-- START OF Records supplied --

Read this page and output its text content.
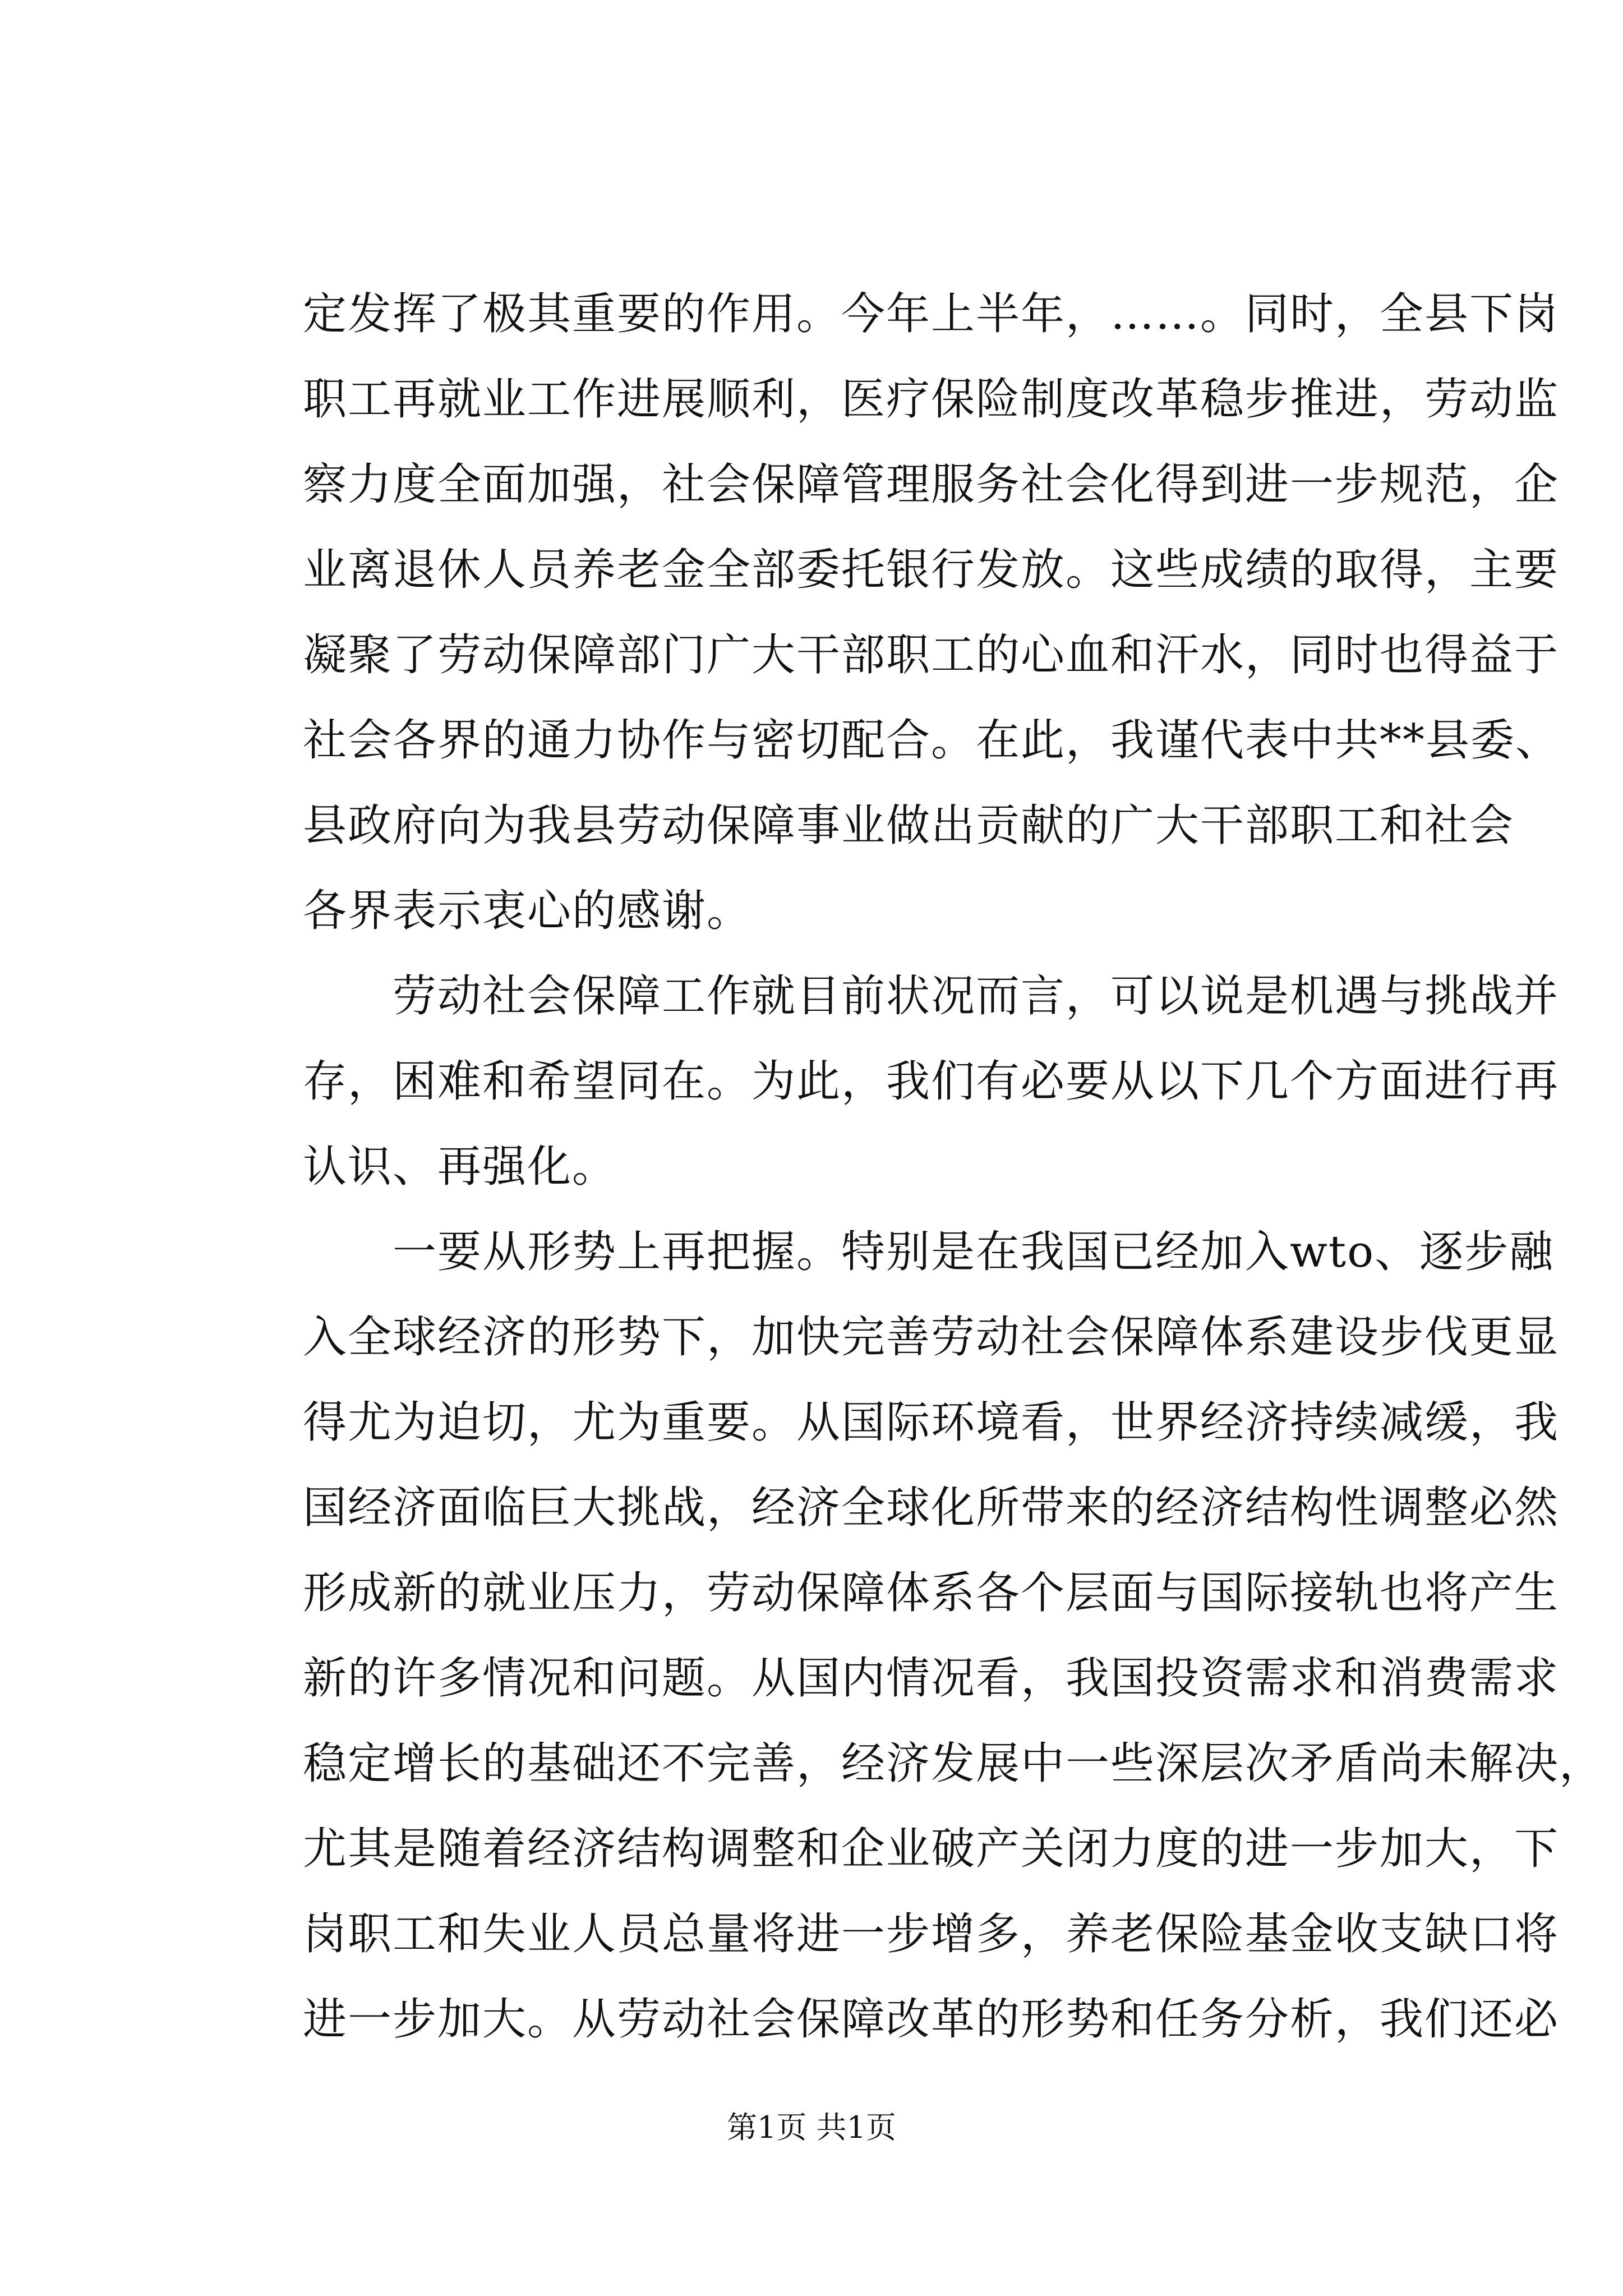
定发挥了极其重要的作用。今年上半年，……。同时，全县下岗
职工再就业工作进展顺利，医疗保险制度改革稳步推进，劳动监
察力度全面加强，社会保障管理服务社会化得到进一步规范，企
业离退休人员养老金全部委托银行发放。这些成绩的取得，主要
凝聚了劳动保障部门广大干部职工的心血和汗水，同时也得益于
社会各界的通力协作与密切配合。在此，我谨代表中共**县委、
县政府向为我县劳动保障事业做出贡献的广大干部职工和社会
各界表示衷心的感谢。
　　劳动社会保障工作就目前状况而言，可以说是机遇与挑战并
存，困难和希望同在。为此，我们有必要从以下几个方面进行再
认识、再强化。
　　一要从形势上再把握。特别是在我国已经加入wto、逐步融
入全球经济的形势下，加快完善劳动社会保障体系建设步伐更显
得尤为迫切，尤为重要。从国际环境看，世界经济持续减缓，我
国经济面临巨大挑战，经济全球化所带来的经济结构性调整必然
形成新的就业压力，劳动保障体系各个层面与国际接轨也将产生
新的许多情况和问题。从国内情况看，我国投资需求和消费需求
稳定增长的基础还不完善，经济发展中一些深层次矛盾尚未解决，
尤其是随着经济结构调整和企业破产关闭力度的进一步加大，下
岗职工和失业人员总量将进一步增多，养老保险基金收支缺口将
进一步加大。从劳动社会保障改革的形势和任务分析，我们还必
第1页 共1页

-- END OF Records supplied --

Quote the listing above in full, except for the pictures.

-- Reply --
Read this page and output its text content.
定发挥了极其重要的作用。今年上半年，……。同时，全县下岗
职工再就业工作进展顺利，医疗保险制度改革稳步推进，劳动监
察力度全面加强，社会保障管理服务社会化得到进一步规范，企
业离退休人员养老金全部委托银行发放。这些成绩的取得，主要
凝聚了劳动保障部门广大干部职工的心血和汗水，同时也得益于
社会各界的通力协作与密切配合。在此，我谨代表中共**县委、
县政府向为我县劳动保障事业做出贡献的广大干部职工和社会
各界表示衷心的感谢。
　　劳动社会保障工作就目前状况而言，可以说是机遇与挑战并
存，困难和希望同在。为此，我们有必要从以下几个方面进行再
认识、再强化。
　　一要从形势上再把握。特别是在我国已经加入wto、逐步融
入全球经济的形势下，加快完善劳动社会保障体系建设步伐更显
得尤为迫切，尤为重要。从国际环境看，世界经济持续减缓，我
国经济面临巨大挑战，经济全球化所带来的经济结构性调整必然
形成新的就业压力，劳动保障体系各个层面与国际接轨也将产生
新的许多情况和问题。从国内情况看，我国投资需求和消费需求
稳定增长的基础还不完善，经济发展中一些深层次矛盾尚未解决，
尤其是随着经济结构调整和企业破产关闭力度的进一步加大，下
岗职工和失业人员总量将进一步增多，养老保险基金收支缺口将
进一步加大。从劳动社会保障改革的形势和任务分析，我们还必
第1页 共1页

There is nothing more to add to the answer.